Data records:
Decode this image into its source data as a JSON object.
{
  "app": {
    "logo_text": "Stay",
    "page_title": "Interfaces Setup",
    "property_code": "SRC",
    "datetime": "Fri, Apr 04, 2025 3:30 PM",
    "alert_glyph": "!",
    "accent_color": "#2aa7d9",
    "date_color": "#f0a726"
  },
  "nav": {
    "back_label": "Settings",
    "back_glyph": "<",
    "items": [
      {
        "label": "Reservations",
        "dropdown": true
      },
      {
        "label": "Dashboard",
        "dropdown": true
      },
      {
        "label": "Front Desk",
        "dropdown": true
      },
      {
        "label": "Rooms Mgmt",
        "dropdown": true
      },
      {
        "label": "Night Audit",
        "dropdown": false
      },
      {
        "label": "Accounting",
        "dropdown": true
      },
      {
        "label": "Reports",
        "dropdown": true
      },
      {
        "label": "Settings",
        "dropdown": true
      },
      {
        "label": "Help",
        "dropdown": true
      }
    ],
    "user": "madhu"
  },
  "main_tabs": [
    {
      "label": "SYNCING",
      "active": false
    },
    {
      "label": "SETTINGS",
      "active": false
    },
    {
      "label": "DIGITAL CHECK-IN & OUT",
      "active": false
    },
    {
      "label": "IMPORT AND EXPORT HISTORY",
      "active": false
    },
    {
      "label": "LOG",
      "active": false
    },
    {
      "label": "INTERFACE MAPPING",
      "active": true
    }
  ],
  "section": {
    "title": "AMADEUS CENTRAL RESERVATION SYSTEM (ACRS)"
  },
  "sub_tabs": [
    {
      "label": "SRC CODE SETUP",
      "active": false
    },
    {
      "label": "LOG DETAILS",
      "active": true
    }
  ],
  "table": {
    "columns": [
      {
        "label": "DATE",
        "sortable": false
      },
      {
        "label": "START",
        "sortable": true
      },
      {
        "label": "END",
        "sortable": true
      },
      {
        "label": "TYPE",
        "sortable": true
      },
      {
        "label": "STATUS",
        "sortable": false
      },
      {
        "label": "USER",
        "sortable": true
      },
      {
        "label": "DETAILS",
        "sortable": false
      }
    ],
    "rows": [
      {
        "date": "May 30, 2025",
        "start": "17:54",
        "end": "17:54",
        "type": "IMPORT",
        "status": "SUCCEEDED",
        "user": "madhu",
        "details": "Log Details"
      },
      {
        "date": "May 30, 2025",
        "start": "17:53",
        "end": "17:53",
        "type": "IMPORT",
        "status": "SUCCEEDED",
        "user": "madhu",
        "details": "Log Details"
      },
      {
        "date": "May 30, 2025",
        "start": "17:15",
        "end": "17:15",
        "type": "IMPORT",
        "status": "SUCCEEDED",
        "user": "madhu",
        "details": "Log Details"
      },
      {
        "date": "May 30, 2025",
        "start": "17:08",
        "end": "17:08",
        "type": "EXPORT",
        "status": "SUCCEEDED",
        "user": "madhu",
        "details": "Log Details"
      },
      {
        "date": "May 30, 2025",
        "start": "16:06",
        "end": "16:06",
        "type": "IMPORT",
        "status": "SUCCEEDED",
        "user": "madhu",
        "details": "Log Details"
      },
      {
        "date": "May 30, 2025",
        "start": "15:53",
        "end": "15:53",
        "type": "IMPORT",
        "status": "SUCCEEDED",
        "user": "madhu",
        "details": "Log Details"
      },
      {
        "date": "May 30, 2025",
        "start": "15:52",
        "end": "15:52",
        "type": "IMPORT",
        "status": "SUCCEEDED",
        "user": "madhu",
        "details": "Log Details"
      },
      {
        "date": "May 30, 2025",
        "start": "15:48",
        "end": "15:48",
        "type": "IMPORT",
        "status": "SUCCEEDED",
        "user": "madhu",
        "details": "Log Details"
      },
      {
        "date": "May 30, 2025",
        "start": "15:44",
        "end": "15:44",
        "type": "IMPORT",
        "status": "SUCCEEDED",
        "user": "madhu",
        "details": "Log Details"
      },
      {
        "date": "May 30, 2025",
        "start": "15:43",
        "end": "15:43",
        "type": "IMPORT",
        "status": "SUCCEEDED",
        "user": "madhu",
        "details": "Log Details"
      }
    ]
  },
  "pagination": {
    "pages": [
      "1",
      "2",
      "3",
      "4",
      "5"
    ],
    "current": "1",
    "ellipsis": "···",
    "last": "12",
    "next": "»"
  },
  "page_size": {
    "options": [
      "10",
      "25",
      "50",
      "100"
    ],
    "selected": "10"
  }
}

WHAT IS BEING ASKED. Copy all data exactly, start to finish.

WRITTEN ANSWER.
Decode this image into its source data as a JSON object.
{
  "app": {
    "logo_text": "Stay",
    "page_title": "Interfaces Setup",
    "property_code": "SRC",
    "datetime": "Fri, Apr 04, 2025 3:30 PM",
    "alert_glyph": "!",
    "accent_color": "#2aa7d9",
    "date_color": "#f0a726"
  },
  "nav": {
    "back_label": "Settings",
    "back_glyph": "<",
    "items": [
      {
        "label": "Reservations",
        "dropdown": true
      },
      {
        "label": "Dashboard",
        "dropdown": true
      },
      {
        "label": "Front Desk",
        "dropdown": true
      },
      {
        "label": "Rooms Mgmt",
        "dropdown": true
      },
      {
        "label": "Night Audit",
        "dropdown": false
      },
      {
        "label": "Accounting",
        "dropdown": true
      },
      {
        "label": "Reports",
        "dropdown": true
      },
      {
        "label": "Settings",
        "dropdown": true
      },
      {
        "label": "Help",
        "dropdown": true
      }
    ],
    "user": "madhu"
  },
  "main_tabs": [
    {
      "label": "SYNCING",
      "active": false
    },
    {
      "label": "SETTINGS",
      "active": false
    },
    {
      "label": "DIGITAL CHECK-IN & OUT",
      "active": false
    },
    {
      "label": "IMPORT AND EXPORT HISTORY",
      "active": false
    },
    {
      "label": "LOG",
      "active": false
    },
    {
      "label": "INTERFACE MAPPING",
      "active": true
    }
  ],
  "section": {
    "title": "AMADEUS CENTRAL RESERVATION SYSTEM (ACRS)"
  },
  "sub_tabs": [
    {
      "label": "SRC CODE SETUP",
      "active": false
    },
    {
      "label": "LOG DETAILS",
      "active": true
    }
  ],
  "table": {
    "columns": [
      {
        "label": "DATE",
        "sortable": false
      },
      {
        "label": "START",
        "sortable": true
      },
      {
        "label": "END",
        "sortable": true
      },
      {
        "label": "TYPE",
        "sortable": true
      },
      {
        "label": "STATUS",
        "sortable": false
      },
      {
        "label": "USER",
        "sortable": true
      },
      {
        "label": "DETAILS",
        "sortable": false
      }
    ],
    "rows": [
      {
        "date": "May 30, 2025",
        "start": "17:54",
        "end": "17:54",
        "type": "IMPORT",
        "status": "SUCCEEDED",
        "user": "madhu",
        "details": "Log Details"
      },
      {
        "date": "May 30, 2025",
        "start": "17:53",
        "end": "17:53",
        "type": "IMPORT",
        "status": "SUCCEEDED",
        "user": "madhu",
        "details": "Log Details"
      },
      {
        "date": "May 30, 2025",
        "start": "17:15",
        "end": "17:15",
        "type": "IMPORT",
        "status": "SUCCEEDED",
        "user": "madhu",
        "details": "Log Details"
      },
      {
        "date": "May 30, 2025",
        "start": "17:08",
        "end": "17:08",
        "type": "EXPORT",
        "status": "SUCCEEDED",
        "user": "madhu",
        "details": "Log Details"
      },
      {
        "date": "May 30, 2025",
        "start": "16:06",
        "end": "16:06",
        "type": "IMPORT",
        "status": "SUCCEEDED",
        "user": "madhu",
        "details": "Log Details"
      },
      {
        "date": "May 30, 2025",
        "start": "15:53",
        "end": "15:53",
        "type": "IMPORT",
        "status": "SUCCEEDED",
        "user": "madhu",
        "details": "Log Details"
      },
      {
        "date": "May 30, 2025",
        "start": "15:52",
        "end": "15:52",
        "type": "IMPORT",
        "status": "SUCCEEDED",
        "user": "madhu",
        "details": "Log Details"
      },
      {
        "date": "May 30, 2025",
        "start": "15:48",
        "end": "15:48",
        "type": "IMPORT",
        "status": "SUCCEEDED",
        "user": "madhu",
        "details": "Log Details"
      },
      {
        "date": "May 30, 2025",
        "start": "15:44",
        "end": "15:44",
        "type": "IMPORT",
        "status": "SUCCEEDED",
        "user": "madhu",
        "details": "Log Details"
      },
      {
        "date": "May 30, 2025",
        "start": "15:43",
        "end": "15:43",
        "type": "IMPORT",
        "status": "SUCCEEDED",
        "user": "madhu",
        "details": "Log Details"
      }
    ]
  },
  "pagination": {
    "pages": [
      "1",
      "2",
      "3",
      "4",
      "5"
    ],
    "current": "1",
    "ellipsis": "···",
    "last": "12",
    "next": "»"
  },
  "page_size": {
    "options": [
      "10",
      "25",
      "50",
      "100"
    ],
    "selected": "10"
  }
}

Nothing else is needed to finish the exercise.